**What to produce**
Repeat the entries below exactly as they appear, with no pictures.

=== Material shown ===

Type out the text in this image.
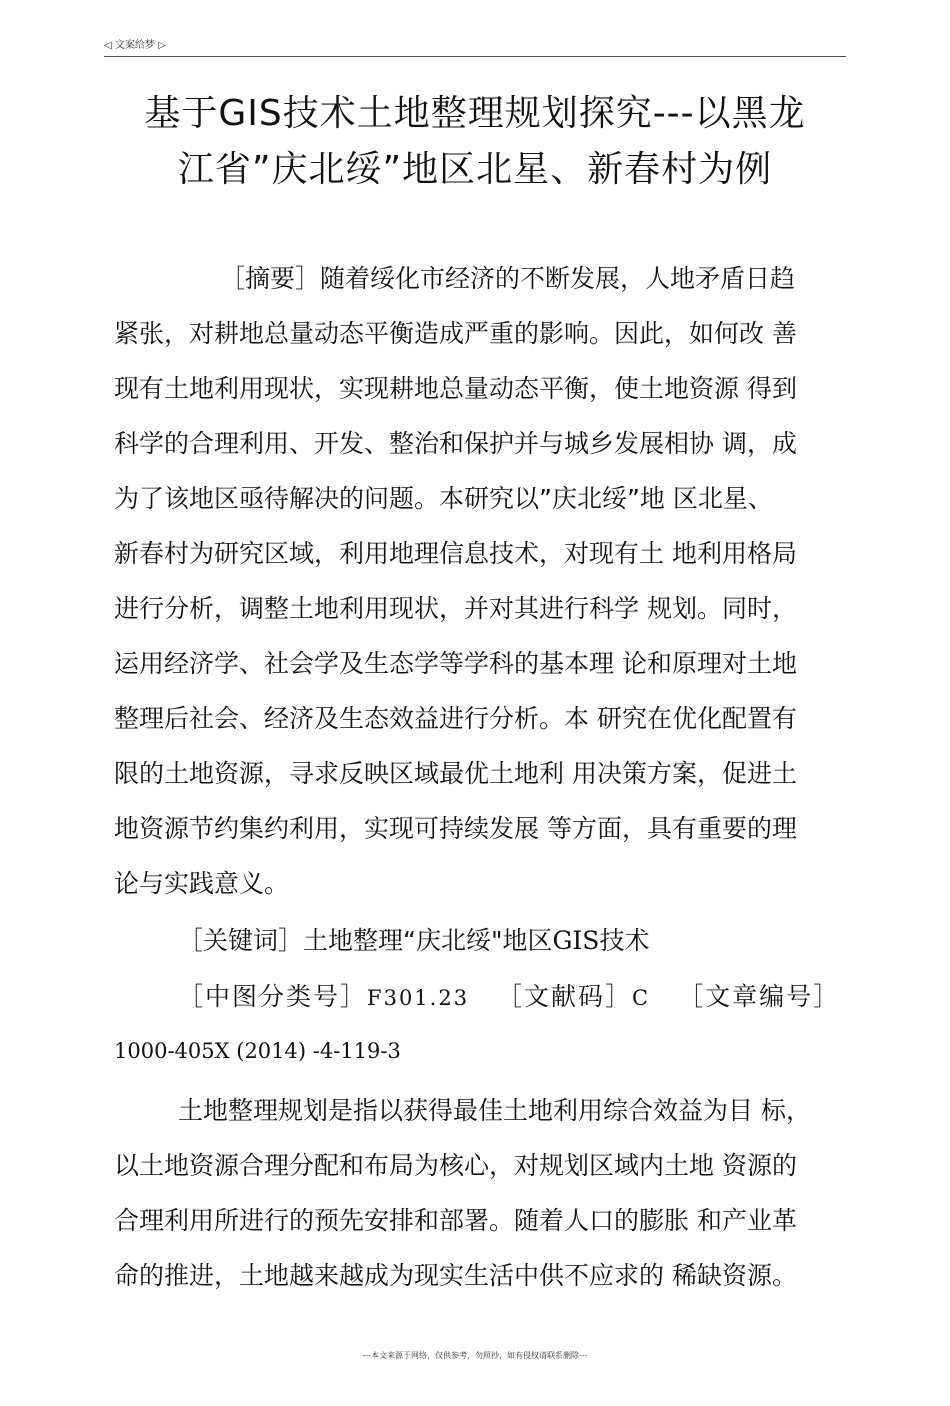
◁ 文案给梦 ▷
基于GIS技术土地整理规划探究---以黑龙
江省”庆北绥”地区北星、新春村为例
［摘要］随着绥化市经济的不断发展，人地矛盾日趋
紧张，对耕地总量动态平衡造成严重的影响。因此，如何改 善
现有土地利用现状，实现耕地总量动态平衡，使土地资源 得到
科学的合理利用、开发、整治和保护并与城乡发展相协 调，成
为了该地区亟待解决的问题。本研究以”庆北绥”地 区北星、
新春村为研究区域，利用地理信息技术，对现有土 地利用格局
进行分析，调整土地利用现状，并对其进行科学 规划。同时，
运用经济学、社会学及生态学等学科的基本理 论和原理对土地
整理后社会、经济及生态效益进行分析。本 研究在优化配置有
限的土地资源，寻求反映区域最优土地利 用决策方案，促进土
地资源节约集约利用，实现可持续发展 等方面，具有重要的理
论与实践意义。
［关键词］土地整理“庆北绥"地区GIS技术
［中图分类号］F301.23 ［文献码］C ［文章编号］
1000-405X (2014) -4-119-3
土地整理规划是指以获得最佳土地利用综合效益为目 标，
以土地资源合理分配和布局为核心，对规划区域内土地 资源的
合理利用所进行的预先安排和部署。随着人口的膨胀 和产业革
命的推进，土地越来越成为现实生活中供不应求的 稀缺资源。
---本文来源于网络，仅供参考，勿照抄，如有侵权请联系删除---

===

**Exercise result**
Type out the text in this image.
◁ 文案给梦 ▷
基于GIS技术土地整理规划探究---以黑龙
江省”庆北绥”地区北星、新春村为例
［摘要］随着绥化市经济的不断发展，人地矛盾日趋
紧张，对耕地总量动态平衡造成严重的影响。因此，如何改 善
现有土地利用现状，实现耕地总量动态平衡，使土地资源 得到
科学的合理利用、开发、整治和保护并与城乡发展相协 调，成
为了该地区亟待解决的问题。本研究以”庆北绥”地 区北星、
新春村为研究区域，利用地理信息技术，对现有土 地利用格局
进行分析，调整土地利用现状，并对其进行科学 规划。同时，
运用经济学、社会学及生态学等学科的基本理 论和原理对土地
整理后社会、经济及生态效益进行分析。本 研究在优化配置有
限的土地资源，寻求反映区域最优土地利 用决策方案，促进土
地资源节约集约利用，实现可持续发展 等方面，具有重要的理
论与实践意义。
［关键词］土地整理“庆北绥"地区GIS技术
［中图分类号］F301.23 ［文献码］C ［文章编号］
1000-405X (2014) -4-119-3
土地整理规划是指以获得最佳土地利用综合效益为目 标，
以土地资源合理分配和布局为核心，对规划区域内土地 资源的
合理利用所进行的预先安排和部署。随着人口的膨胀 和产业革
命的推进，土地越来越成为现实生活中供不应求的 稀缺资源。
---本文来源于网络，仅供参考，勿照抄，如有侵权请联系删除---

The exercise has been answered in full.